Arrange every line of the material below as a JSON list of strings, one string per line, with blank lines omitted.
====== Provided material
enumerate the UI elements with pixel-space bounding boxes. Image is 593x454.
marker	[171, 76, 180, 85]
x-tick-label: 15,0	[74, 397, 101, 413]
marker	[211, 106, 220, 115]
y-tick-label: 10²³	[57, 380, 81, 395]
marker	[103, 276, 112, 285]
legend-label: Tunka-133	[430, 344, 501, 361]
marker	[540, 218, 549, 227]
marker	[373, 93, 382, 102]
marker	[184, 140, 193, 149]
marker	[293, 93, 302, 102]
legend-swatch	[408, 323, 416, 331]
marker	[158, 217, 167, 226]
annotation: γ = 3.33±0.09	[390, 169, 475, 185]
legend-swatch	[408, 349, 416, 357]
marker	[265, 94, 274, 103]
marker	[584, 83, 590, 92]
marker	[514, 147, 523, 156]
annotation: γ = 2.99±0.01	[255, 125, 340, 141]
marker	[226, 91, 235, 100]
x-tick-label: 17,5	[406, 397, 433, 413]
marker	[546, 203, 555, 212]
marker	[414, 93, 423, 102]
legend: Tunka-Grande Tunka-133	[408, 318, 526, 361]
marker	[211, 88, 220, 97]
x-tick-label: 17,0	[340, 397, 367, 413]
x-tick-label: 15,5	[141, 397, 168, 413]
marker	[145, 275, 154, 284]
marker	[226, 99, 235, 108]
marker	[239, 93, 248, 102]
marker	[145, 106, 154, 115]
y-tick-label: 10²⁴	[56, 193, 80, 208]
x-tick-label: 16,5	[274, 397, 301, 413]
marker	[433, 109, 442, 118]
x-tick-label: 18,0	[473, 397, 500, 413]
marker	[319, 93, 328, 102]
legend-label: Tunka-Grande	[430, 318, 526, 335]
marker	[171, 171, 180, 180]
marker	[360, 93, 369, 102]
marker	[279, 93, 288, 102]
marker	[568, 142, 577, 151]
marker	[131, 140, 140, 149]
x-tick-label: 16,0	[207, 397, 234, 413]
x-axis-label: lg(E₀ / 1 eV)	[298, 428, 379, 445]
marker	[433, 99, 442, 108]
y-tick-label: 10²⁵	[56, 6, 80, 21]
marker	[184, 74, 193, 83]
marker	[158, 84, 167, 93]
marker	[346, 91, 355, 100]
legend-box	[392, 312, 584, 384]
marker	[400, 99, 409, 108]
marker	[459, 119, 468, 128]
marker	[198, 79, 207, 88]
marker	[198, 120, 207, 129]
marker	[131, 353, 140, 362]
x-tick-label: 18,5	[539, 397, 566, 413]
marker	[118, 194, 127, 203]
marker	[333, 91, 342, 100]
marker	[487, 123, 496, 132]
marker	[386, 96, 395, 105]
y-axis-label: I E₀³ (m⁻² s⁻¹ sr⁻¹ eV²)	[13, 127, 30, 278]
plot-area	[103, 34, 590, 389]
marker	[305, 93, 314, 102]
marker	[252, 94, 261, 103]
============
▶ _Response below_:
[
  "enumerate the UI elements with pixel-space bounding boxes. Image is 593x454.",
  "marker\t[171, 76, 180, 85]",
  "x-tick-label: 15,0\t[74, 397, 101, 413]",
  "marker\t[211, 106, 220, 115]",
  "y-tick-label: 10²³\t[57, 380, 81, 395]",
  "marker\t[103, 276, 112, 285]",
  "legend-label: Tunka-133\t[430, 344, 501, 361]",
  "marker\t[540, 218, 549, 227]",
  "marker\t[373, 93, 382, 102]",
  "marker\t[184, 140, 193, 149]",
  "marker\t[293, 93, 302, 102]",
  "legend-swatch\t[408, 323, 416, 331]",
  "marker\t[158, 217, 167, 226]",
  "annotation: γ = 3.33±0.09\t[390, 169, 475, 185]",
  "legend-swatch\t[408, 349, 416, 357]",
  "marker\t[265, 94, 274, 103]",
  "marker\t[584, 83, 590, 92]",
  "marker\t[514, 147, 523, 156]",
  "annotation: γ = 2.99±0.01\t[255, 125, 340, 141]",
  "marker\t[226, 91, 235, 100]",
  "x-tick-label: 17,5\t[406, 397, 433, 413]",
  "marker\t[546, 203, 555, 212]",
  "marker\t[414, 93, 423, 102]",
  "legend: Tunka-Grande Tunka-133\t[408, 318, 526, 361]",
  "marker\t[211, 88, 220, 97]",
  "x-tick-label: 17,0\t[340, 397, 367, 413]",
  "x-tick-label: 15,5\t[141, 397, 168, 413]",
  "marker\t[145, 275, 154, 284]",
  "marker\t[226, 99, 235, 108]",
  "marker\t[239, 93, 248, 102]",
  "marker\t[145, 106, 154, 115]",
  "y-tick-label: 10²⁴\t[56, 193, 80, 208]",
  "x-tick-label: 16,5\t[274, 397, 301, 413]",
  "marker\t[433, 109, 442, 118]",
  "x-tick-label: 18,0\t[473, 397, 500, 413]",
  "marker\t[319, 93, 328, 102]",
  "legend-label: Tunka-Grande\t[430, 318, 526, 335]",
  "marker\t[171, 171, 180, 180]",
  "marker\t[360, 93, 369, 102]",
  "marker\t[279, 93, 288, 102]",
  "marker\t[568, 142, 577, 151]",
  "marker\t[131, 140, 140, 149]",
  "x-tick-label: 16,0\t[207, 397, 234, 413]",
  "x-axis-label: lg(E₀ / 1 eV)\t[298, 428, 379, 445]",
  "marker\t[433, 99, 442, 108]",
  "y-tick-label: 10²⁵\t[56, 6, 80, 21]",
  "marker\t[184, 74, 193, 83]",
  "marker\t[158, 84, 167, 93]",
  "marker\t[346, 91, 355, 100]",
  "legend-box\t[392, 312, 584, 384]",
  "marker\t[400, 99, 409, 108]",
  "marker\t[459, 119, 468, 128]",
  "marker\t[198, 79, 207, 88]",
  "marker\t[198, 120, 207, 129]",
  "marker\t[131, 353, 140, 362]",
  "x-tick-label: 18,5\t[539, 397, 566, 413]",
  "marker\t[118, 194, 127, 203]",
  "marker\t[333, 91, 342, 100]",
  "marker\t[487, 123, 496, 132]",
  "marker\t[386, 96, 395, 105]",
  "y-axis-label: I E₀³ (m⁻² s⁻¹ sr⁻¹ eV²)\t[13, 127, 30, 278]",
  "plot-area\t[103, 34, 590, 389]",
  "marker\t[305, 93, 314, 102]",
  "marker\t[252, 94, 261, 103]"
]